Filter the entries that follow, copying every line in which the word "aplikacji" appears.

--- start EXCERPTED RECORDS ---

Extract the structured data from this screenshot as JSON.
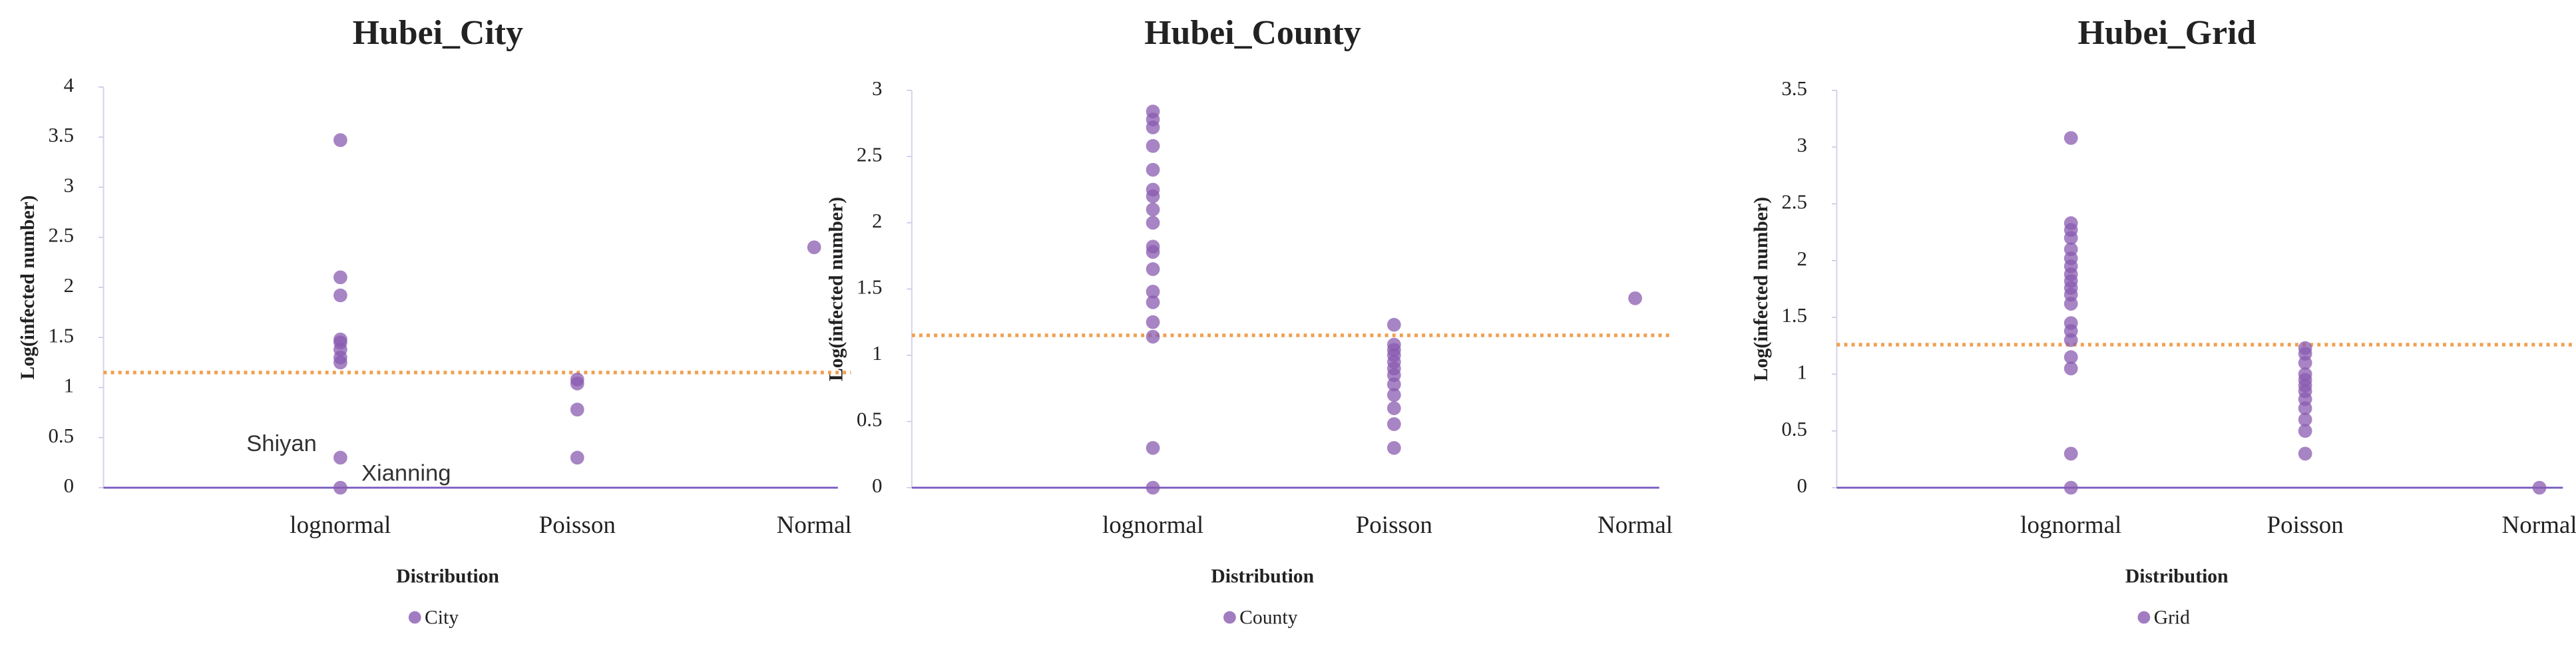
{
  "chart_data": [
    {
      "type": "scatter",
      "title": "Hubei_City",
      "xlabel": "Distribution",
      "ylabel": "Log(infected number)",
      "categories": [
        "lognormal",
        "Poisson",
        "Normal"
      ],
      "ylim": [
        0,
        4
      ],
      "yticks": [
        0,
        0.5,
        1,
        1.5,
        2,
        2.5,
        3,
        3.5,
        4
      ],
      "series": [
        {
          "name": "City",
          "color": "#8a5bb0",
          "x": [
            "lognormal",
            "lognormal",
            "lognormal",
            "lognormal",
            "lognormal",
            "lognormal",
            "lognormal",
            "lognormal",
            "lognormal",
            "lognormal",
            "Poisson",
            "Poisson",
            "Poisson",
            "Poisson",
            "Normal"
          ],
          "values": [
            3.47,
            2.1,
            1.92,
            1.48,
            1.45,
            1.38,
            1.3,
            1.25,
            0.3,
            0,
            1.08,
            1.04,
            0.78,
            0.3,
            2.4
          ]
        }
      ],
      "reference_line": {
        "value": 1.15,
        "color": "#f0a050"
      },
      "annotations": [
        "Shiyan",
        "Xianning"
      ]
    },
    {
      "type": "scatter",
      "title": "Hubei_County",
      "xlabel": "Distribution",
      "ylabel": "Log(infected number)",
      "categories": [
        "lognormal",
        "Poisson",
        "Normal"
      ],
      "ylim": [
        0,
        3
      ],
      "yticks": [
        0,
        0.5,
        1,
        1.5,
        2,
        2.5,
        3
      ],
      "series": [
        {
          "name": "County",
          "color": "#8a5bb0",
          "x": [
            "lognormal",
            "lognormal",
            "lognormal",
            "lognormal",
            "lognormal",
            "lognormal",
            "lognormal",
            "lognormal",
            "lognormal",
            "lognormal",
            "lognormal",
            "lognormal",
            "lognormal",
            "lognormal",
            "lognormal",
            "lognormal",
            "lognormal",
            "lognormal",
            "Poisson",
            "Poisson",
            "Poisson",
            "Poisson",
            "Poisson",
            "Poisson",
            "Poisson",
            "Poisson",
            "Poisson",
            "Poisson",
            "Poisson",
            "Poisson",
            "Normal"
          ],
          "values": [
            2.84,
            2.78,
            2.72,
            2.58,
            2.4,
            2.25,
            2.2,
            2.1,
            2.0,
            1.82,
            1.78,
            1.65,
            1.48,
            1.4,
            1.25,
            1.14,
            0.3,
            0,
            1.23,
            1.08,
            1.04,
            1.0,
            0.95,
            0.9,
            0.85,
            0.78,
            0.7,
            0.6,
            0.48,
            0.3,
            1.43
          ]
        }
      ],
      "reference_line": {
        "value": 1.15,
        "color": "#f0a050"
      }
    },
    {
      "type": "scatter",
      "title": "Hubei_Grid",
      "xlabel": "Distribution",
      "ylabel": "Log(infected number)",
      "categories": [
        "lognormal",
        "Poisson",
        "Normal"
      ],
      "ylim": [
        0,
        3.5
      ],
      "yticks": [
        0,
        0.5,
        1,
        1.5,
        2,
        2.5,
        3,
        3.5
      ],
      "series": [
        {
          "name": "Grid",
          "color": "#8a5bb0",
          "x": [
            "lognormal",
            "lognormal",
            "lognormal",
            "lognormal",
            "lognormal",
            "lognormal",
            "lognormal",
            "lognormal",
            "lognormal",
            "lognormal",
            "lognormal",
            "lognormal",
            "lognormal",
            "lognormal",
            "lognormal",
            "lognormal",
            "lognormal",
            "lognormal",
            "lognormal",
            "Poisson",
            "Poisson",
            "Poisson",
            "Poisson",
            "Poisson",
            "Poisson",
            "Poisson",
            "Poisson",
            "Poisson",
            "Poisson",
            "Poisson",
            "Poisson",
            "Normal"
          ],
          "values": [
            3.08,
            2.33,
            2.27,
            2.2,
            2.1,
            2.02,
            1.95,
            1.88,
            1.82,
            1.76,
            1.7,
            1.62,
            1.45,
            1.38,
            1.3,
            1.15,
            1.05,
            0.3,
            0,
            1.23,
            1.18,
            1.1,
            1.0,
            0.95,
            0.9,
            0.85,
            0.78,
            0.7,
            0.6,
            0.5,
            0.3,
            0
          ]
        }
      ],
      "reference_line": {
        "value": 1.26,
        "color": "#f0a050"
      }
    }
  ]
}
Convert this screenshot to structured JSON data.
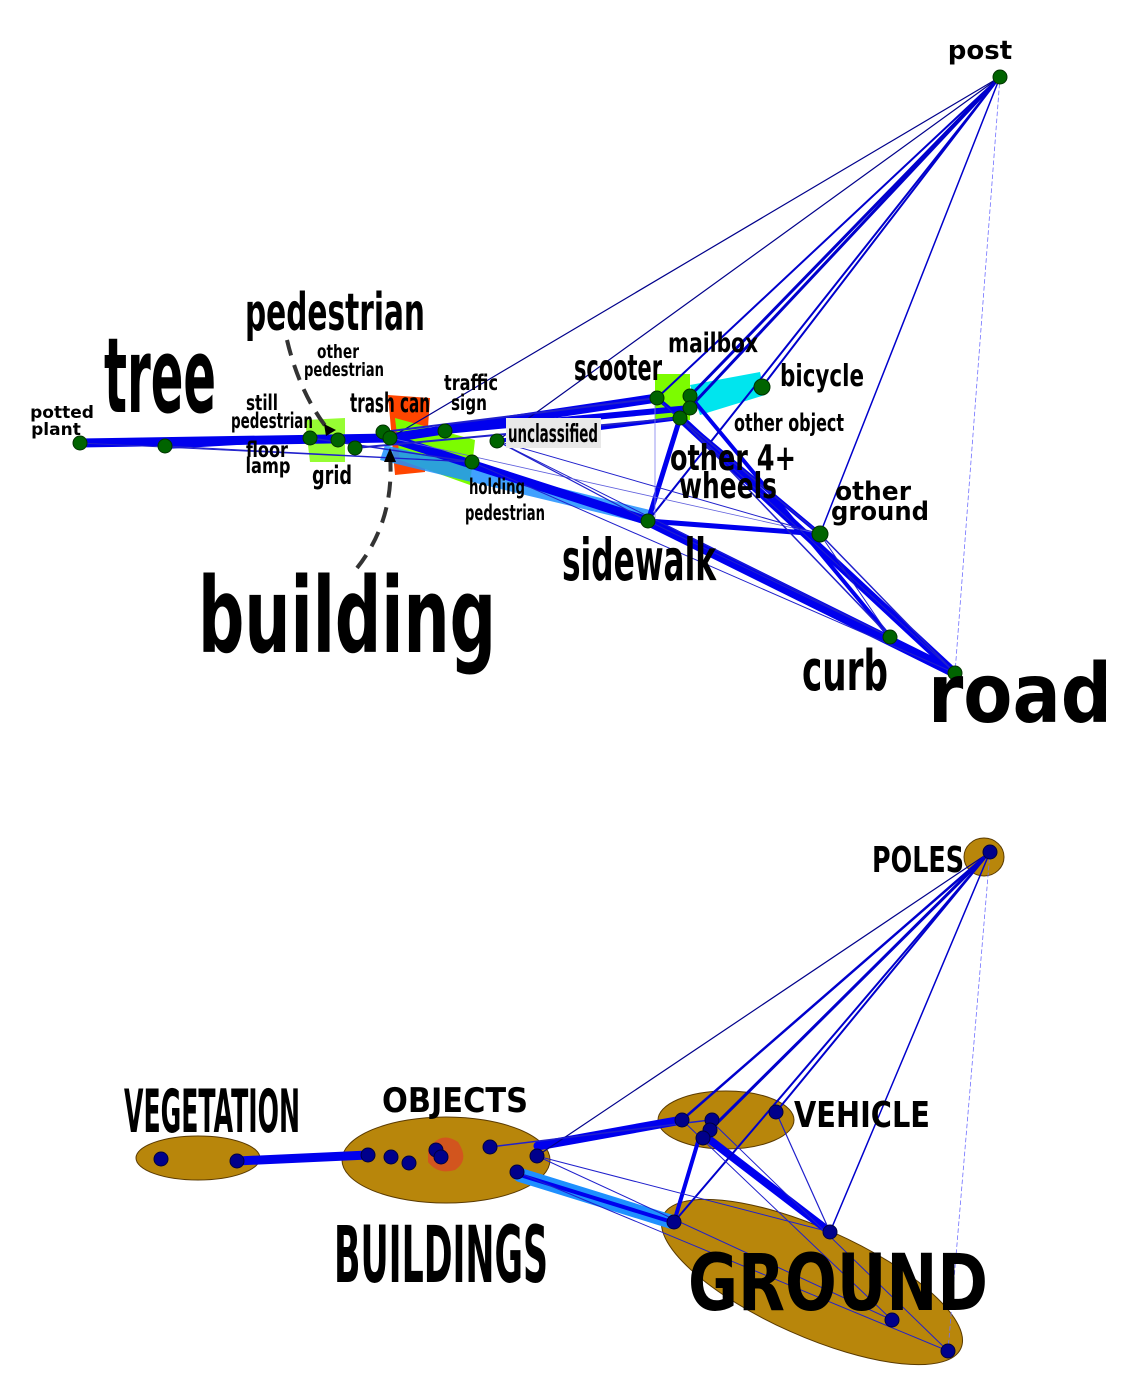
{
  "colors": {
    "edge": "#0000cc",
    "edge_light": "#7070ff",
    "edge_cyan": "#1e90ff",
    "node_top": "#006400",
    "node_bottom": "#00008b",
    "cluster_fill": "#b8860b",
    "cluster_inner": "#d2551e",
    "accent_green": "#7cfc00",
    "accent_cyan": "#00e5ee",
    "accent_orange": "#ff4500",
    "arrow": "#333333"
  },
  "top_graph": {
    "labels": {
      "post": "post",
      "potted_plant_1": "potted",
      "potted_plant_2": "plant",
      "tree": "tree",
      "pedestrian": "pedestrian",
      "other_pedestrian_1": "other",
      "other_pedestrian_2": "pedestrian",
      "still_pedestrian_1": "still",
      "still_pedestrian_2": "pedestrian",
      "floor_lamp_1": "floor",
      "floor_lamp_2": "lamp",
      "grid": "grid",
      "trash_can": "trash can",
      "traffic_sign_1": "traffic",
      "traffic_sign_2": "sign",
      "unclassified": "unclassified",
      "holding_pedestrian_1": "holding",
      "holding_pedestrian_2": "pedestrian",
      "scooter": "scooter",
      "mailbox": "mailbox",
      "bicycle": "bicycle",
      "other_object": "other object",
      "other_4_wheels_1": "other 4+",
      "other_4_wheels_2": "wheels",
      "other_ground_1": "other",
      "other_ground_2": "ground",
      "sidewalk": "sidewalk",
      "building": "building",
      "curb": "curb",
      "road": "road"
    }
  },
  "bottom_graph": {
    "clusters": {
      "poles": "POLES",
      "vegetation": "VEGETATION",
      "objects": "OBJECTS",
      "vehicle": "VEHICLE",
      "buildings": "BUILDINGS",
      "ground": "GROUND"
    }
  }
}
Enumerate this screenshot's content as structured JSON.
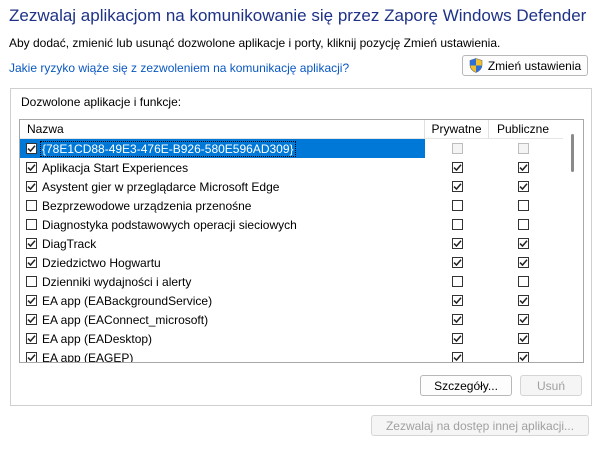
{
  "header": {
    "title": "Zezwalaj aplikacjom na komunikowanie się przez Zaporę Windows Defender",
    "subtitle": "Aby dodać, zmienić lub usunąć dozwolone aplikacje i porty, kliknij pozycję Zmień ustawienia.",
    "risk_link": "Jakie ryzyko wiąże się z zezwoleniem na komunikację aplikacji?",
    "change_settings_label": "Zmień ustawienia",
    "change_settings_icon": "uac-shield-icon"
  },
  "group": {
    "label": "Dozwolone aplikacje i funkcje:"
  },
  "table": {
    "columns": {
      "name": "Nazwa",
      "private": "Prywatne",
      "public": "Publiczne"
    },
    "rows": [
      {
        "name": "{78E1CD88-49E3-476E-B926-580E596AD309}",
        "enabled": true,
        "private": false,
        "public": false,
        "selected": true
      },
      {
        "name": "Aplikacja Start Experiences",
        "enabled": true,
        "private": true,
        "public": true,
        "selected": false
      },
      {
        "name": "Asystent gier w przeglądarce Microsoft Edge",
        "enabled": true,
        "private": true,
        "public": true,
        "selected": false
      },
      {
        "name": "Bezprzewodowe urządzenia przenośne",
        "enabled": false,
        "private": false,
        "public": false,
        "selected": false
      },
      {
        "name": "Diagnostyka podstawowych operacji sieciowych",
        "enabled": false,
        "private": false,
        "public": false,
        "selected": false
      },
      {
        "name": "DiagTrack",
        "enabled": true,
        "private": true,
        "public": true,
        "selected": false
      },
      {
        "name": "Dziedzictwo Hogwartu",
        "enabled": true,
        "private": true,
        "public": true,
        "selected": false
      },
      {
        "name": "Dzienniki wydajności i alerty",
        "enabled": false,
        "private": false,
        "public": false,
        "selected": false
      },
      {
        "name": "EA app (EABackgroundService)",
        "enabled": true,
        "private": true,
        "public": true,
        "selected": false
      },
      {
        "name": "EA app (EAConnect_microsoft)",
        "enabled": true,
        "private": true,
        "public": true,
        "selected": false
      },
      {
        "name": "EA app (EADesktop)",
        "enabled": true,
        "private": true,
        "public": true,
        "selected": false
      },
      {
        "name": "EA app (EAGEP)",
        "enabled": true,
        "private": true,
        "public": true,
        "selected": false
      }
    ]
  },
  "buttons": {
    "details": "Szczegóły...",
    "remove": "Usuń",
    "allow_other": "Zezwalaj na dostęp innej aplikacji..."
  },
  "colors": {
    "title": "#1e3287",
    "link": "#0a58c2",
    "selection": "#0078d7"
  }
}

--- end EXCERPTED RECORDS ---

TASK RESULT:
    "risk_link": "Jakie ryzyko wiąże się z zezwoleniem na komunikację aplikacji?",
    "allow_other": "Zezwalaj na dostęp innej aplikacji..."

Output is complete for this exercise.